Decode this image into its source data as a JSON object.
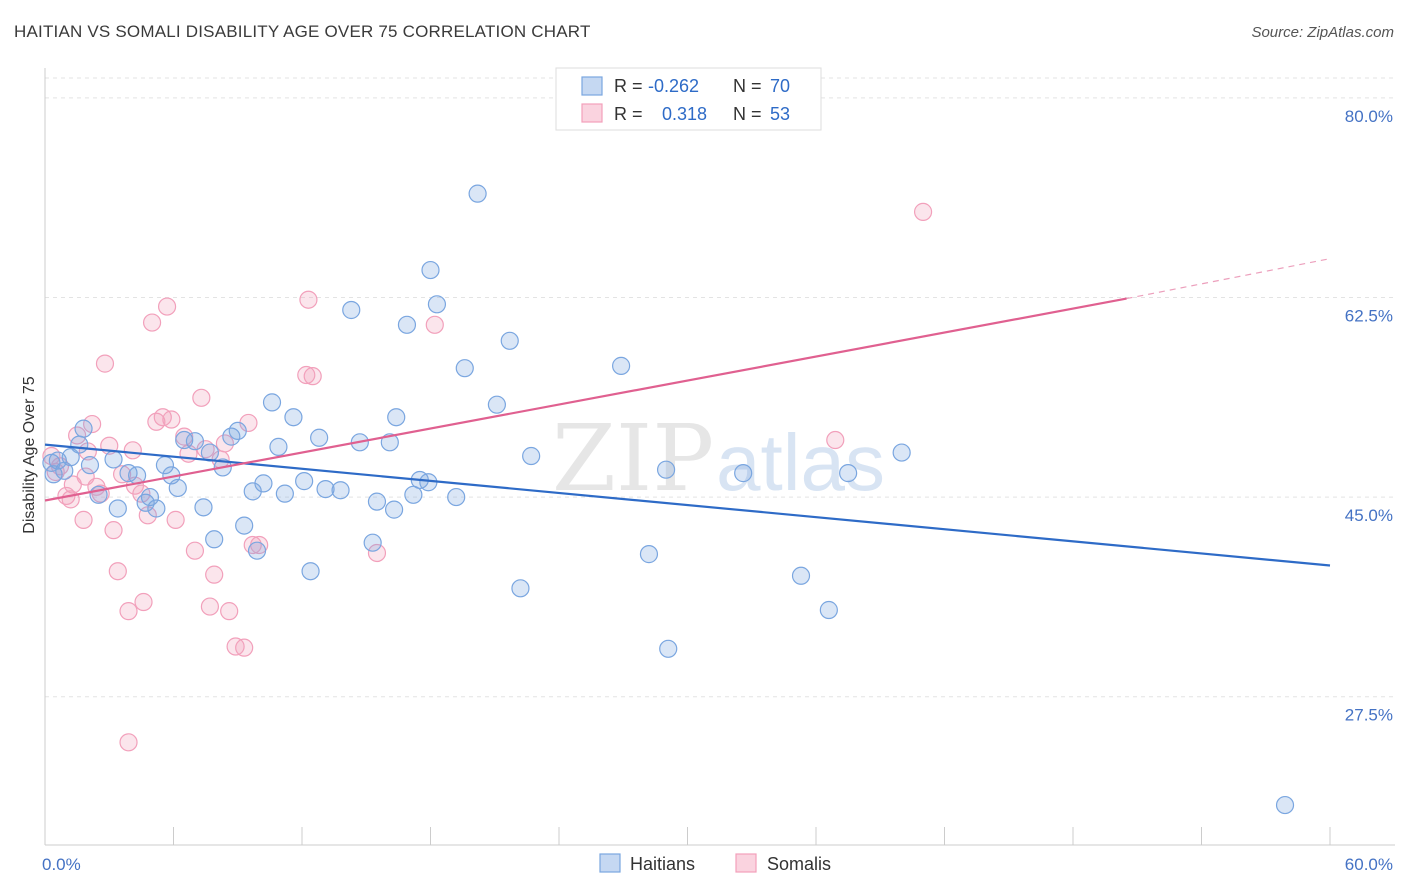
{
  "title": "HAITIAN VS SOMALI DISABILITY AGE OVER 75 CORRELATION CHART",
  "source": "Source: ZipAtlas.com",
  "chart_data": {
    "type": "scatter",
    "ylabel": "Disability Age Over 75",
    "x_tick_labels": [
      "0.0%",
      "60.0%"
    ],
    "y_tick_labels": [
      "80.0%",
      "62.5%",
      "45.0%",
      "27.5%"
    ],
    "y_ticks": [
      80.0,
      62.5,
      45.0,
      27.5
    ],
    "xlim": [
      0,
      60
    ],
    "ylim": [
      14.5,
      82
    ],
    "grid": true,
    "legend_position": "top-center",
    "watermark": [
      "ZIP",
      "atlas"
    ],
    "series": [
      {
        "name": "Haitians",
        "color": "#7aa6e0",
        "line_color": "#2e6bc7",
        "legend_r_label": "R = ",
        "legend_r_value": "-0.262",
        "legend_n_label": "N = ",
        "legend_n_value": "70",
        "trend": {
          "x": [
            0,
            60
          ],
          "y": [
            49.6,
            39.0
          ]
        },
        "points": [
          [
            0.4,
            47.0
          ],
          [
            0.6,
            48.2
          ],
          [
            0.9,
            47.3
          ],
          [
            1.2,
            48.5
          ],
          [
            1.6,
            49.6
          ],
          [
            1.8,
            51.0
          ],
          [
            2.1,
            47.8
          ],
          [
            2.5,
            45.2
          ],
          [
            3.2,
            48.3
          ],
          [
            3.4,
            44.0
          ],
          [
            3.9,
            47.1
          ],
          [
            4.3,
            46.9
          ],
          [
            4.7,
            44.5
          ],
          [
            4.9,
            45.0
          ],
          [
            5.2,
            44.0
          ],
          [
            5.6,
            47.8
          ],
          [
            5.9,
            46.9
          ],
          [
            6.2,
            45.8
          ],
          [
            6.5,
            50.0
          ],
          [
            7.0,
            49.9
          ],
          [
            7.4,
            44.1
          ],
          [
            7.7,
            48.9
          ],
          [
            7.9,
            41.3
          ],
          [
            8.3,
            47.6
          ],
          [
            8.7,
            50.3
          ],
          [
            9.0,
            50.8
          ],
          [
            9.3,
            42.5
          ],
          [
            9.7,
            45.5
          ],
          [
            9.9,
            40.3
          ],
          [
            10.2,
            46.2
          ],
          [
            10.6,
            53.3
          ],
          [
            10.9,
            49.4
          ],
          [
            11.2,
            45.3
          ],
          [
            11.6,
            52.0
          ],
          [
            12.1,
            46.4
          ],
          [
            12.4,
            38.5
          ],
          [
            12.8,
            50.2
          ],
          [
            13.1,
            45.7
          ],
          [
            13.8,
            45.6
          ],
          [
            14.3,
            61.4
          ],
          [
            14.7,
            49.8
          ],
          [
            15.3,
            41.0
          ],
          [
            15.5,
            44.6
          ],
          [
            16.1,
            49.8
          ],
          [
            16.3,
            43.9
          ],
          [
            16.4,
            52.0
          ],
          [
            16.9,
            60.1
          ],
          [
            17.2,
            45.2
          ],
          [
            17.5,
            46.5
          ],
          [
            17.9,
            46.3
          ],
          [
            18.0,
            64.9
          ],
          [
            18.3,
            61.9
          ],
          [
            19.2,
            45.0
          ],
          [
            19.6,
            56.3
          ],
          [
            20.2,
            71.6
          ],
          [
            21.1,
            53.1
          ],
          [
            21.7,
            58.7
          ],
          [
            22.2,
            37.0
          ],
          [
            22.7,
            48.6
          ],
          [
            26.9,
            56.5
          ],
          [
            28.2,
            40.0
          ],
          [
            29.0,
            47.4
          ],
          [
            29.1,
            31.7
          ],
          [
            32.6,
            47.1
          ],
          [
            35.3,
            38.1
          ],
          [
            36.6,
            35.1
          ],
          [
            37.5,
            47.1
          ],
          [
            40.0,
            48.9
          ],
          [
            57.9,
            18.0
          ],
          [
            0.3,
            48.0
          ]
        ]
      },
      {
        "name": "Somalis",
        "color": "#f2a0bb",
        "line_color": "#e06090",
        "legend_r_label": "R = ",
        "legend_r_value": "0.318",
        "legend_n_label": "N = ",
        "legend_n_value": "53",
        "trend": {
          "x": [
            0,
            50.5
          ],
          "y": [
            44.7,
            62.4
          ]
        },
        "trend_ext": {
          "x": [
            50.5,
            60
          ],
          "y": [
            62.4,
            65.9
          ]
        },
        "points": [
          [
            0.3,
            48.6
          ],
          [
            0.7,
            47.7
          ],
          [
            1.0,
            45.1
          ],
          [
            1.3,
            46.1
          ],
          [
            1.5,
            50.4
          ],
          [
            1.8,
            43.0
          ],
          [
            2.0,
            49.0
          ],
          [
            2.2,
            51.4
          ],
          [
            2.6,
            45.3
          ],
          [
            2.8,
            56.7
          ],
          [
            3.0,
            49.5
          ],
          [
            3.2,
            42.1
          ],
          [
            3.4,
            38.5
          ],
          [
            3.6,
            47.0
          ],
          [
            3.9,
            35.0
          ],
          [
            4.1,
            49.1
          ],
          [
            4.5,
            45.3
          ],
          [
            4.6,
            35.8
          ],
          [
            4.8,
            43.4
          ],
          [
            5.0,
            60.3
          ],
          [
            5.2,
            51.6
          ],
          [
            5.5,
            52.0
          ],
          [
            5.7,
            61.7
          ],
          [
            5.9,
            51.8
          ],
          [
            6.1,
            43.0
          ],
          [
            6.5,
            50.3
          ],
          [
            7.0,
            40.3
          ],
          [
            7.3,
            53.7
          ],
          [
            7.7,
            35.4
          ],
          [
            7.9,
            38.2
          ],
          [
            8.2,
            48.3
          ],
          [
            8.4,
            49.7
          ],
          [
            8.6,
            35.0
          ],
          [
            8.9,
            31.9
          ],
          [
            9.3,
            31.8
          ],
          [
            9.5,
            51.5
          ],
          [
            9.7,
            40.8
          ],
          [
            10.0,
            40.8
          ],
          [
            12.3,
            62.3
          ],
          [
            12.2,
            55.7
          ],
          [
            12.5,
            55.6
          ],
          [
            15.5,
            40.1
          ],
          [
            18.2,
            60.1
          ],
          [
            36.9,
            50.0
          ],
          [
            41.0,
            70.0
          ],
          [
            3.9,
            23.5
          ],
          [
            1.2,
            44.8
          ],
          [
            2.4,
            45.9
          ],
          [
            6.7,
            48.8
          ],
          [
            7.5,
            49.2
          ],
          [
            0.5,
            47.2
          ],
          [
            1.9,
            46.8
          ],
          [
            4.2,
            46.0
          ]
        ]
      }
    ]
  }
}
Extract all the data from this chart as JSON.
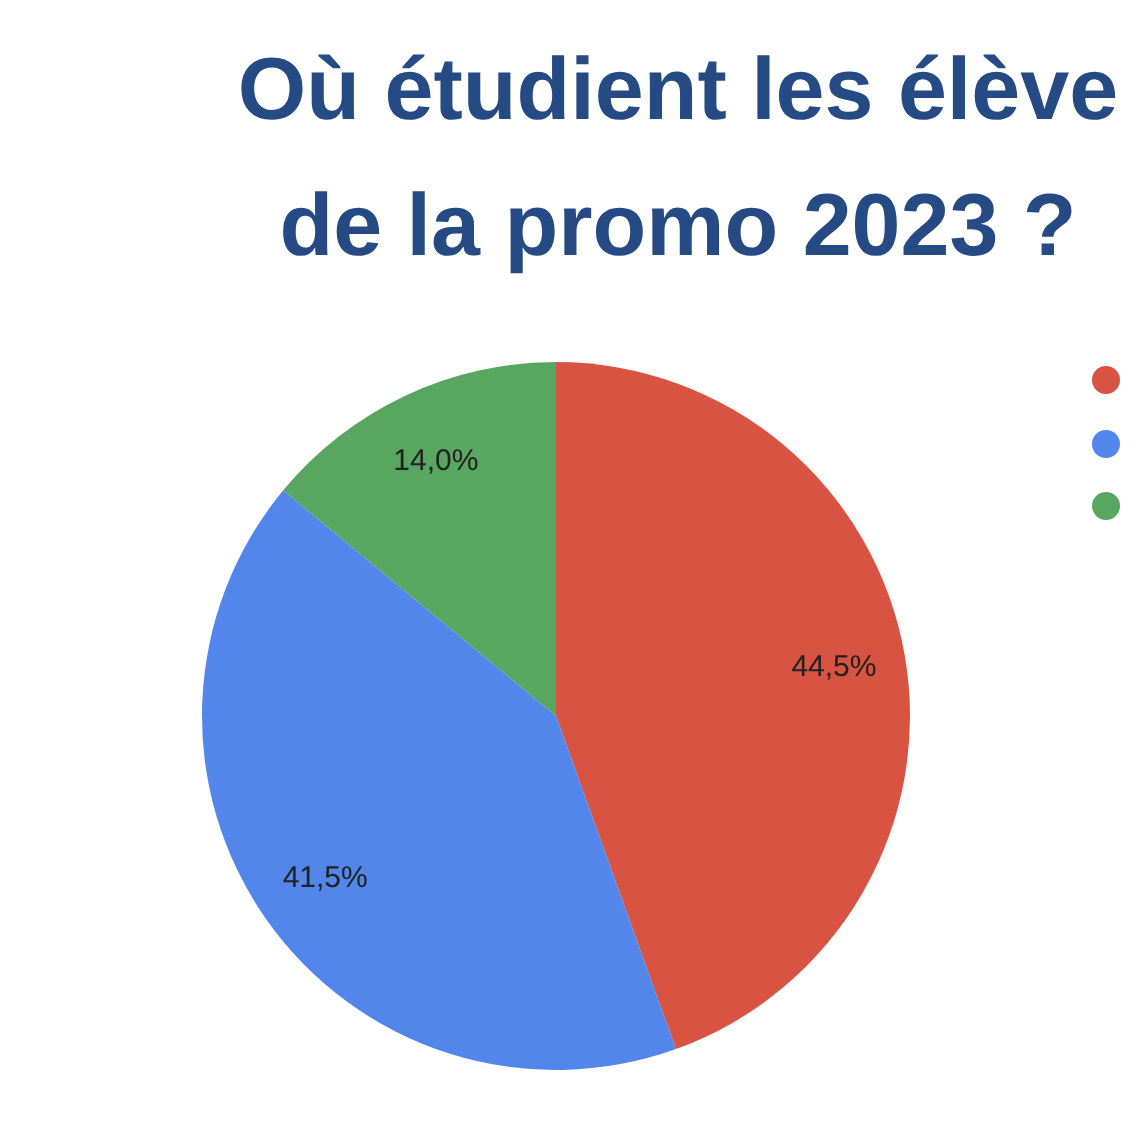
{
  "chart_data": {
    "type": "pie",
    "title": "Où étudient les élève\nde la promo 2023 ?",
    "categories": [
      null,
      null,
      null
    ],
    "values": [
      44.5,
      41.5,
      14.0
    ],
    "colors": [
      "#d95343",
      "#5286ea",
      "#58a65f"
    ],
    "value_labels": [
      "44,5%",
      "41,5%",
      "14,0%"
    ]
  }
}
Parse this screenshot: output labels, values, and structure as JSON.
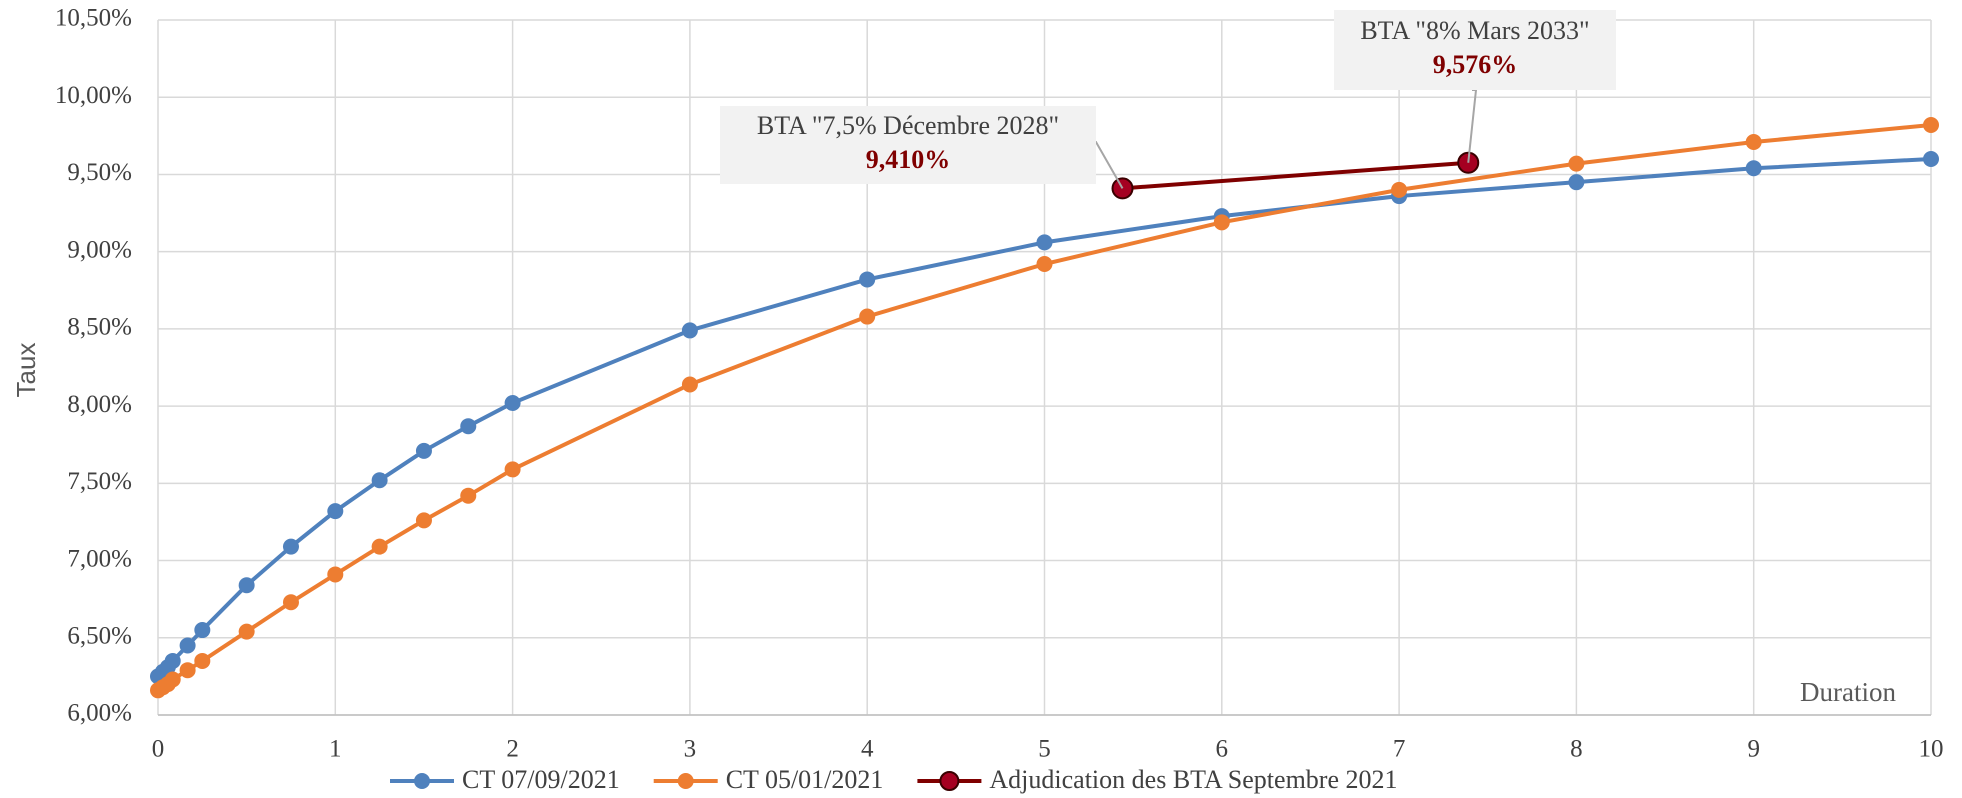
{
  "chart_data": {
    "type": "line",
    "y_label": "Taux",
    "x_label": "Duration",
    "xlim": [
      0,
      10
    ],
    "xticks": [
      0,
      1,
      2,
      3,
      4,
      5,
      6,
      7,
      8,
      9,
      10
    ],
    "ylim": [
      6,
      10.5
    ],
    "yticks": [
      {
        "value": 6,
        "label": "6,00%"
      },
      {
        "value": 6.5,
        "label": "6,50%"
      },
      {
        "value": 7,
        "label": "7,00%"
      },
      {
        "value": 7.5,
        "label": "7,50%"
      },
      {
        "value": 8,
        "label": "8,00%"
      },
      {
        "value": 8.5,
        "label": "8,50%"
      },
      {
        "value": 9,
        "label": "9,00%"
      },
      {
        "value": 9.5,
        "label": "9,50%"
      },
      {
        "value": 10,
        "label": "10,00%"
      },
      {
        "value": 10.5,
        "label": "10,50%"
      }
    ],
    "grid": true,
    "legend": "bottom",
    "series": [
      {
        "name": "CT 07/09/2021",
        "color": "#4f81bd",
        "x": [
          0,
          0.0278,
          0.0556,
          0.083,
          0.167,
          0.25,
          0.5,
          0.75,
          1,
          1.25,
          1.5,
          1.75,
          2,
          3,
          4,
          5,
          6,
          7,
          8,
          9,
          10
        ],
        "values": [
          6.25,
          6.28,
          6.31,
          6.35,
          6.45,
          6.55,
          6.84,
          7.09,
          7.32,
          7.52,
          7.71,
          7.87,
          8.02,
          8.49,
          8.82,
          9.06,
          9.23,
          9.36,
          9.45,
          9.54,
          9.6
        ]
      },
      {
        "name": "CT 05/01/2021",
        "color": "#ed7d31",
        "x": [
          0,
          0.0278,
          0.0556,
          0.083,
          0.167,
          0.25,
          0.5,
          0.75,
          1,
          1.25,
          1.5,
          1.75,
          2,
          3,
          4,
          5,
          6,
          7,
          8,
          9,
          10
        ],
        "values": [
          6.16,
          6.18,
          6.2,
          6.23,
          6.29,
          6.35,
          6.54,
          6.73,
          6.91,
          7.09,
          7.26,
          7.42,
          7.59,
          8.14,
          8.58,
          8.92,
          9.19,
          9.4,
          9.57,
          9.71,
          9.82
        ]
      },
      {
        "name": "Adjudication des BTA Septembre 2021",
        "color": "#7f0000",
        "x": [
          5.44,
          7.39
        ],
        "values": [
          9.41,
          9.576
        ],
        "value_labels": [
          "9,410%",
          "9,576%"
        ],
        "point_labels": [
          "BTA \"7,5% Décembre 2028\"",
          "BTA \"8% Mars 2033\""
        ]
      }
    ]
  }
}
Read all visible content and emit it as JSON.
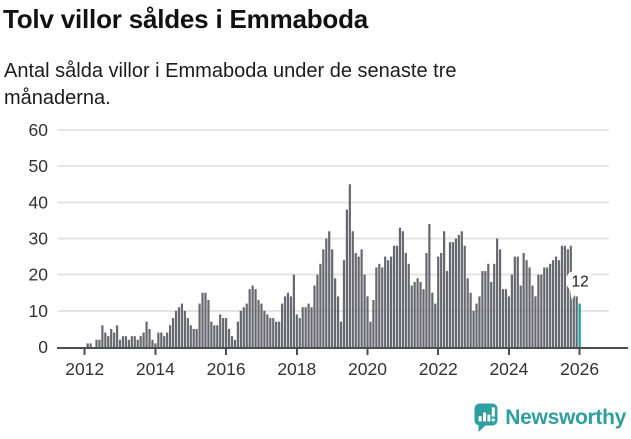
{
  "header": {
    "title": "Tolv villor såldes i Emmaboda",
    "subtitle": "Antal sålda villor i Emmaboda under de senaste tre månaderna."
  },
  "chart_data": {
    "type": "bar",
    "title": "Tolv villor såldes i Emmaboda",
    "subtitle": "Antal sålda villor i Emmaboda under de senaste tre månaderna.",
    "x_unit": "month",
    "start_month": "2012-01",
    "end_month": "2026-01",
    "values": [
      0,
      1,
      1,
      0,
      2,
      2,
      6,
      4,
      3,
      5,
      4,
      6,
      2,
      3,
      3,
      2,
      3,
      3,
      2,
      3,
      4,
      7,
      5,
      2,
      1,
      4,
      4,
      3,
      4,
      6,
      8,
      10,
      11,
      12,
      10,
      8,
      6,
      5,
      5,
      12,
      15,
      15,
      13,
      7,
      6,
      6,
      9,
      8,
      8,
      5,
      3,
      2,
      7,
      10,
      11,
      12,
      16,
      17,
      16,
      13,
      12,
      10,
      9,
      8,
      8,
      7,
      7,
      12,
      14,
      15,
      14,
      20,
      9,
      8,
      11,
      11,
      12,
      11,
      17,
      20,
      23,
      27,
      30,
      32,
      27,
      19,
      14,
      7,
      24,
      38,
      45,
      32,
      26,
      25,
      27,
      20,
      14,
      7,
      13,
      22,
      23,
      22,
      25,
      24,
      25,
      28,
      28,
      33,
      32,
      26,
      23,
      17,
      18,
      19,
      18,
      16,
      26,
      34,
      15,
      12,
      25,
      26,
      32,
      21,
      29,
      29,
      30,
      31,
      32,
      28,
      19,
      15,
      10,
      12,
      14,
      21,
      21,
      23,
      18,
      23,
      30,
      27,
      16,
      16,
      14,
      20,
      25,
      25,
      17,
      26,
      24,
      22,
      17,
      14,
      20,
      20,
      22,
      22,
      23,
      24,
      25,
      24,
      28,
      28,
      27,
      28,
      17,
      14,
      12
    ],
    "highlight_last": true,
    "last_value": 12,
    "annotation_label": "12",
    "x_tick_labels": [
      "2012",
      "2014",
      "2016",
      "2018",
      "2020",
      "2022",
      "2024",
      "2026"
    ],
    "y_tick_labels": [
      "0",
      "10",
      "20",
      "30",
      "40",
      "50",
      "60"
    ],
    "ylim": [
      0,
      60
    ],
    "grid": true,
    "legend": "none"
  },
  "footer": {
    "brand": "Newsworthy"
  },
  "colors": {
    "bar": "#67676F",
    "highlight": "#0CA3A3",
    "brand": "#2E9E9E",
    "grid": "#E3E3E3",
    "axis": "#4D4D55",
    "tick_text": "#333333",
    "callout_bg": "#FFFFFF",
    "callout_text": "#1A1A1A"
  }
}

------------------------------------------------

DIRECTIVE |
Gather each line of the records holding the string "type".

ANSWER |
    "type": "scatter",
    "type": "pie",
    "type": "line",
    "type": "bar",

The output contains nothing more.